• **Requirements**:
Skip the images and return the records below exactly.

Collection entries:

※ ※ ※

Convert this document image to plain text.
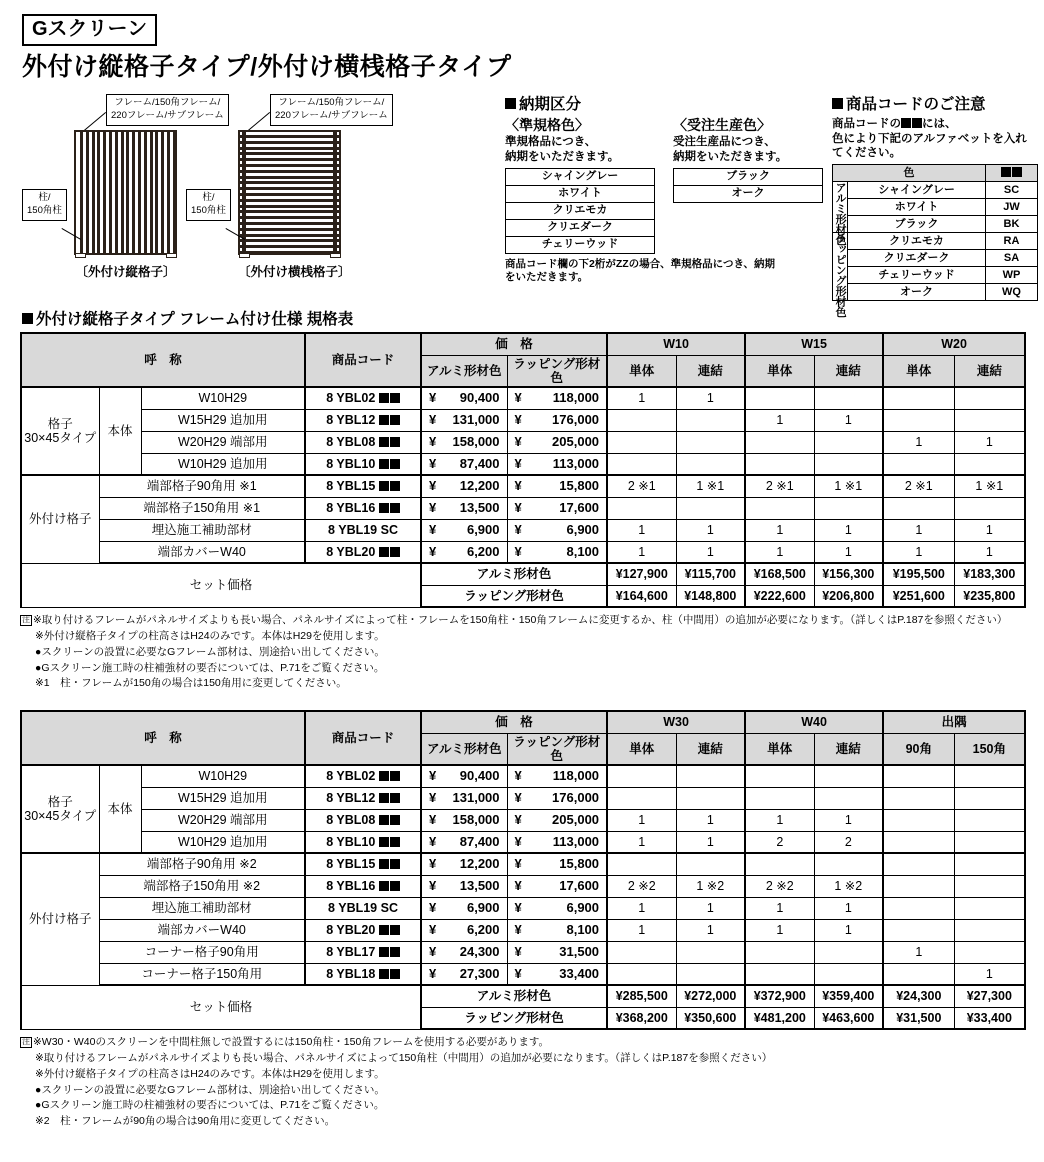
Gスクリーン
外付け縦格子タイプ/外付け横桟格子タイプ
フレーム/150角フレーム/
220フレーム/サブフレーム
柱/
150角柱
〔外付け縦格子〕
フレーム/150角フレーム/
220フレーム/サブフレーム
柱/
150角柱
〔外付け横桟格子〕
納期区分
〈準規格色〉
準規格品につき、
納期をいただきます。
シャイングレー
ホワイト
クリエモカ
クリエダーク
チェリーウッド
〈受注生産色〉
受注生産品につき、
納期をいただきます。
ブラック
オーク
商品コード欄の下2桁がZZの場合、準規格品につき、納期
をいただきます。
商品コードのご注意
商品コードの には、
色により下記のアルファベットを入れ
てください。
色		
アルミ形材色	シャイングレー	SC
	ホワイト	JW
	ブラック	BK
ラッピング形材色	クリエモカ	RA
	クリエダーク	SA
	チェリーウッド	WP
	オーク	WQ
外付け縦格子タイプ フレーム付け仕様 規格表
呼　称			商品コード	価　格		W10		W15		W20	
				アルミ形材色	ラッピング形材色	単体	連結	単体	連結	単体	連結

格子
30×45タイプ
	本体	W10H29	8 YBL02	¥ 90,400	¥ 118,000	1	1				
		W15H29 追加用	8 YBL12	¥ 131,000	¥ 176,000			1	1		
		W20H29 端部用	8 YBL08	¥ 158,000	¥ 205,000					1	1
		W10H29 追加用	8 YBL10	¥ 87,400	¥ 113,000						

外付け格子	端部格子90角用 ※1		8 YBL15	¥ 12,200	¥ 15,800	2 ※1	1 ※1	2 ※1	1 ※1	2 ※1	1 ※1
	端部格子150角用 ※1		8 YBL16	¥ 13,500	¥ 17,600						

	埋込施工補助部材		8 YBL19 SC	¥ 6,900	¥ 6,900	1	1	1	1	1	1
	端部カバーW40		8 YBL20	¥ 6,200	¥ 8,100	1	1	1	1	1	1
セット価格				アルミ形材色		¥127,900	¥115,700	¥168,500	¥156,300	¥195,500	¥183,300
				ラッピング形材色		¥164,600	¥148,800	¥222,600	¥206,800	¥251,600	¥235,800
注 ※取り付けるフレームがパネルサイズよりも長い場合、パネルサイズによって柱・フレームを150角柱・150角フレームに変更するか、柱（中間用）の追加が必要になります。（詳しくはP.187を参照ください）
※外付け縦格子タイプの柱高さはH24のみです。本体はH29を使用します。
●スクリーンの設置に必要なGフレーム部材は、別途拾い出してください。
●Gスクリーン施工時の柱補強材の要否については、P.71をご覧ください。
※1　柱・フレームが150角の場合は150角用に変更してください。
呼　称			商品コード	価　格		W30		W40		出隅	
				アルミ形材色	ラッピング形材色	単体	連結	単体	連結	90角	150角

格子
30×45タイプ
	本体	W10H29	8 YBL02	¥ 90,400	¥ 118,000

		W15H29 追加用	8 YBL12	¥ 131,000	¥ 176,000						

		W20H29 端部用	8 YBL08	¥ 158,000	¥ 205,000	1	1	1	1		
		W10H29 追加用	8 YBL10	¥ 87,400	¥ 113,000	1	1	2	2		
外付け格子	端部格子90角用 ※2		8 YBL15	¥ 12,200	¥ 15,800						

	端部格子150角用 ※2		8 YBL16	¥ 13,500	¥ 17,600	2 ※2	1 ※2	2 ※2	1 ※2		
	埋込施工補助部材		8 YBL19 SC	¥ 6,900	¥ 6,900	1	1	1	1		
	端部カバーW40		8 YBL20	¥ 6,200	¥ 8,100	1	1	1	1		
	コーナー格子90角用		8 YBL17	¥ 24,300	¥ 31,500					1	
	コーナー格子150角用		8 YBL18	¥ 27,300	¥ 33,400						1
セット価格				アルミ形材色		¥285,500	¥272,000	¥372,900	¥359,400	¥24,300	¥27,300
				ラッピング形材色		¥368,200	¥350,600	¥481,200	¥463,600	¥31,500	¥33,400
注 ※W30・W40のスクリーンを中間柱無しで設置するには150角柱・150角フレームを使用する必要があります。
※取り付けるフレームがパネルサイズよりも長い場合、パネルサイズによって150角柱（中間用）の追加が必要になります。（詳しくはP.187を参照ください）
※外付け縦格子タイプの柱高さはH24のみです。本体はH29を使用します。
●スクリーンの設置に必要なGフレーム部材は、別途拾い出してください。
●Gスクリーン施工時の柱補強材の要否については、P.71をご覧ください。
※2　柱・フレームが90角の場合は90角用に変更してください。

※ ※ ※

• **Response below**:
Convert this document image to plain text.
Gスクリーン
外付け縦格子タイプ/外付け横桟格子タイプ
フレーム/150角フレーム/
220フレーム/サブフレーム
柱/
150角柱
〔外付け縦格子〕
フレーム/150角フレーム/
220フレーム/サブフレーム
柱/
150角柱
〔外付け横桟格子〕
納期区分
〈準規格色〉
準規格品につき、
納期をいただきます。
シャイングレー
ホワイト
クリエモカ
クリエダーク
チェリーウッド
〈受注生産色〉
受注生産品につき、
納期をいただきます。
ブラック
オーク
商品コード欄の下2桁がZZの場合、準規格品につき、納期
をいただきます。
商品コードのご注意
商品コードの には、
色により下記のアルファベットを入れ
てください。
色		
アルミ形材色	シャイングレー	SC
	ホワイト	JW
	ブラック	BK
ラッピング形材色	クリエモカ	RA
	クリエダーク	SA
	チェリーウッド	WP
	オーク	WQ
外付け縦格子タイプ フレーム付け仕様 規格表
呼　称			商品コード	価　格		W10		W15		W20	
				アルミ形材色	ラッピング形材色	単体	連結	単体	連結	単体	連結

格子
30×45タイプ
	本体	W10H29	8 YBL02	¥ 90,400	¥ 118,000	1	1				
		W15H29 追加用	8 YBL12	¥ 131,000	¥ 176,000			1	1		
		W20H29 端部用	8 YBL08	¥ 158,000	¥ 205,000					1	1
		W10H29 追加用	8 YBL10	¥ 87,400	¥ 113,000						

外付け格子	端部格子90角用 ※1		8 YBL15	¥ 12,200	¥ 15,800	2 ※1	1 ※1	2 ※1	1 ※1	2 ※1	1 ※1
	端部格子150角用 ※1		8 YBL16	¥ 13,500	¥ 17,600						

	埋込施工補助部材		8 YBL19 SC	¥ 6,900	¥ 6,900	1	1	1	1	1	1
	端部カバーW40		8 YBL20	¥ 6,200	¥ 8,100	1	1	1	1	1	1
セット価格				アルミ形材色		¥127,900	¥115,700	¥168,500	¥156,300	¥195,500	¥183,300
				ラッピング形材色		¥164,600	¥148,800	¥222,600	¥206,800	¥251,600	¥235,800
注 ※取り付けるフレームがパネルサイズよりも長い場合、パネルサイズによって柱・フレームを150角柱・150角フレームに変更するか、柱（中間用）の追加が必要になります。（詳しくはP.187を参照ください）
※外付け縦格子タイプの柱高さはH24のみです。本体はH29を使用します。
●スクリーンの設置に必要なGフレーム部材は、別途拾い出してください。
●Gスクリーン施工時の柱補強材の要否については、P.71をご覧ください。
※1　柱・フレームが150角の場合は150角用に変更してください。
呼　称			商品コード	価　格		W30		W40		出隅	
				アルミ形材色	ラッピング形材色	単体	連結	単体	連結	90角	150角

格子
30×45タイプ
	本体	W10H29	8 YBL02	¥ 90,400	¥ 118,000

		W15H29 追加用	8 YBL12	¥ 131,000	¥ 176,000						

		W20H29 端部用	8 YBL08	¥ 158,000	¥ 205,000	1	1	1	1		
		W10H29 追加用	8 YBL10	¥ 87,400	¥ 113,000	1	1	2	2		
外付け格子	端部格子90角用 ※2		8 YBL15	¥ 12,200	¥ 15,800						

	端部格子150角用 ※2		8 YBL16	¥ 13,500	¥ 17,600	2 ※2	1 ※2	2 ※2	1 ※2		
	埋込施工補助部材		8 YBL19 SC	¥ 6,900	¥ 6,900	1	1	1	1		
	端部カバーW40		8 YBL20	¥ 6,200	¥ 8,100	1	1	1	1		
	コーナー格子90角用		8 YBL17	¥ 24,300	¥ 31,500					1	
	コーナー格子150角用		8 YBL18	¥ 27,300	¥ 33,400						1
セット価格				アルミ形材色		¥285,500	¥272,000	¥372,900	¥359,400	¥24,300	¥27,300
				ラッピング形材色		¥368,200	¥350,600	¥481,200	¥463,600	¥31,500	¥33,400
注 ※W30・W40のスクリーンを中間柱無しで設置するには150角柱・150角フレームを使用する必要があります。
※取り付けるフレームがパネルサイズよりも長い場合、パネルサイズによって150角柱（中間用）の追加が必要になります。（詳しくはP.187を参照ください）
※外付け縦格子タイプの柱高さはH24のみです。本体はH29を使用します。
●スクリーンの設置に必要なGフレーム部材は、別途拾い出してください。
●Gスクリーン施工時の柱補強材の要否については、P.71をご覧ください。
※2　柱・フレームが90角の場合は90角用に変更してください。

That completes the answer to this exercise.